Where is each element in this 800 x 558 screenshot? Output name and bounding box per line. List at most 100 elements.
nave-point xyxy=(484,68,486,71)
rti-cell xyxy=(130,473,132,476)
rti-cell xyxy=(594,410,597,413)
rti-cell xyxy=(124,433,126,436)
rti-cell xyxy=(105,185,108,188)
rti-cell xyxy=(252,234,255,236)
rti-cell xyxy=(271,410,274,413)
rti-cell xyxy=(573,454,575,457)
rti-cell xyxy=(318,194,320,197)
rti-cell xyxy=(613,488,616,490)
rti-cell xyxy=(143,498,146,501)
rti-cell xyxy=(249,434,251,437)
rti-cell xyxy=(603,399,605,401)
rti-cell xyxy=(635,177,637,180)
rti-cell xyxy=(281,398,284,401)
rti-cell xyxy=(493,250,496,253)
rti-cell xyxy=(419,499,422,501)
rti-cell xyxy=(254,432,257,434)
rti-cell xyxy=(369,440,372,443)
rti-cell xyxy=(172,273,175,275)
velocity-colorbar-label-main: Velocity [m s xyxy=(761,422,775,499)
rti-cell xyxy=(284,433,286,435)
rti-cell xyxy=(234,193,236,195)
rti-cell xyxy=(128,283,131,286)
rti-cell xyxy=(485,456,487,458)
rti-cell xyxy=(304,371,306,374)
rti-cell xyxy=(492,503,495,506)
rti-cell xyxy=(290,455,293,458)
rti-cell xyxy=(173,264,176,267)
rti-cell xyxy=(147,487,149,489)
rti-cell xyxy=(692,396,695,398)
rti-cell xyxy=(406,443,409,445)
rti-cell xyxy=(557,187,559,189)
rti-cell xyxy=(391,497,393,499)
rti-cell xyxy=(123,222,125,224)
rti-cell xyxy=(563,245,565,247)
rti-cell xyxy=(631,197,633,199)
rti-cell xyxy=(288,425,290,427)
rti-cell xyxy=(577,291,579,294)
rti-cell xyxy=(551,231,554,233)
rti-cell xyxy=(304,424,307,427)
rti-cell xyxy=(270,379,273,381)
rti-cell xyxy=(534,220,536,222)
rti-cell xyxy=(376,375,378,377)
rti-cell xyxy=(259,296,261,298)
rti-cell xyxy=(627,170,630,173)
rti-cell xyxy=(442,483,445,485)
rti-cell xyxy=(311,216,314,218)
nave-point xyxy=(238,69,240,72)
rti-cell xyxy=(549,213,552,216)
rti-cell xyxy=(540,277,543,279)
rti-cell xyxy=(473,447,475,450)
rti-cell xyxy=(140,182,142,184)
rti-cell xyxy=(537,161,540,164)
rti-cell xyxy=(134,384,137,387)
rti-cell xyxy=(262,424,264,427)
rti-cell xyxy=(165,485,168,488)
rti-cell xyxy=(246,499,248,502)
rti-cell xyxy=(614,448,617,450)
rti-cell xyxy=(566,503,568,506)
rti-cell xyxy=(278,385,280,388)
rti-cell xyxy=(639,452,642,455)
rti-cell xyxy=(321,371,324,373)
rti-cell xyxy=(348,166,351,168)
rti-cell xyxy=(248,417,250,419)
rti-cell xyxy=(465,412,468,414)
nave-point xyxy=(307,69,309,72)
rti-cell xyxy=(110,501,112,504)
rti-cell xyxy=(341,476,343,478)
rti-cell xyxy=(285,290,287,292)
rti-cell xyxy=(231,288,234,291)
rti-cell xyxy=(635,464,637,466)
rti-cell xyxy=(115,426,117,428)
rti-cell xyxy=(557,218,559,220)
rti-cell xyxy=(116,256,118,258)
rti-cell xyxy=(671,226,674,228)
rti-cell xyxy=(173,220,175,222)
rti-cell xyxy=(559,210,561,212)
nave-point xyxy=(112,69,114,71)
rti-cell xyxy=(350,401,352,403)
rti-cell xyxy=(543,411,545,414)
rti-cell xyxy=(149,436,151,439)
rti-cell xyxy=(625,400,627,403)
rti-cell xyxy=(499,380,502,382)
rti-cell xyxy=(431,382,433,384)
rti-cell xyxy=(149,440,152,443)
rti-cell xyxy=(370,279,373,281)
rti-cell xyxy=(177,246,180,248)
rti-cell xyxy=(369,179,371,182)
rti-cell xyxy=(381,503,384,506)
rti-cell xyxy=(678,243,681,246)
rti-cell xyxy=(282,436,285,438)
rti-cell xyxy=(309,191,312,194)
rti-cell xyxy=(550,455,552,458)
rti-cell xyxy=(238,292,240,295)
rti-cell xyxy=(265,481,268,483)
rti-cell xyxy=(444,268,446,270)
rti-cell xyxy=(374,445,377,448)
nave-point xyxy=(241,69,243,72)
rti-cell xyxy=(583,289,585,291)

## TO DO
Copy out the lines above word for word, starting at the very first line and ending at the line that contains "rti-cell xyxy=(262,424,264,427)".

## OUTPUT
Where is each element in this 800 x 558 screenshot? Output name and bounding box per line. List at most 100 elements.
nave-point xyxy=(484,68,486,71)
rti-cell xyxy=(130,473,132,476)
rti-cell xyxy=(594,410,597,413)
rti-cell xyxy=(124,433,126,436)
rti-cell xyxy=(105,185,108,188)
rti-cell xyxy=(252,234,255,236)
rti-cell xyxy=(271,410,274,413)
rti-cell xyxy=(573,454,575,457)
rti-cell xyxy=(318,194,320,197)
rti-cell xyxy=(613,488,616,490)
rti-cell xyxy=(143,498,146,501)
rti-cell xyxy=(249,434,251,437)
rti-cell xyxy=(603,399,605,401)
rti-cell xyxy=(635,177,637,180)
rti-cell xyxy=(281,398,284,401)
rti-cell xyxy=(493,250,496,253)
rti-cell xyxy=(419,499,422,501)
rti-cell xyxy=(254,432,257,434)
rti-cell xyxy=(369,440,372,443)
rti-cell xyxy=(172,273,175,275)
velocity-colorbar-label-main: Velocity [m s xyxy=(761,422,775,499)
rti-cell xyxy=(284,433,286,435)
rti-cell xyxy=(234,193,236,195)
rti-cell xyxy=(128,283,131,286)
rti-cell xyxy=(485,456,487,458)
rti-cell xyxy=(304,371,306,374)
rti-cell xyxy=(492,503,495,506)
rti-cell xyxy=(290,455,293,458)
rti-cell xyxy=(173,264,176,267)
rti-cell xyxy=(147,487,149,489)
rti-cell xyxy=(692,396,695,398)
rti-cell xyxy=(406,443,409,445)
rti-cell xyxy=(557,187,559,189)
rti-cell xyxy=(391,497,393,499)
rti-cell xyxy=(123,222,125,224)
rti-cell xyxy=(563,245,565,247)
rti-cell xyxy=(631,197,633,199)
rti-cell xyxy=(288,425,290,427)
rti-cell xyxy=(577,291,579,294)
rti-cell xyxy=(551,231,554,233)
rti-cell xyxy=(304,424,307,427)
rti-cell xyxy=(270,379,273,381)
rti-cell xyxy=(534,220,536,222)
rti-cell xyxy=(376,375,378,377)
rti-cell xyxy=(259,296,261,298)
rti-cell xyxy=(627,170,630,173)
rti-cell xyxy=(442,483,445,485)
rti-cell xyxy=(311,216,314,218)
nave-point xyxy=(238,69,240,72)
rti-cell xyxy=(549,213,552,216)
rti-cell xyxy=(540,277,543,279)
rti-cell xyxy=(473,447,475,450)
rti-cell xyxy=(140,182,142,184)
rti-cell xyxy=(537,161,540,164)
rti-cell xyxy=(134,384,137,387)
rti-cell xyxy=(262,424,264,427)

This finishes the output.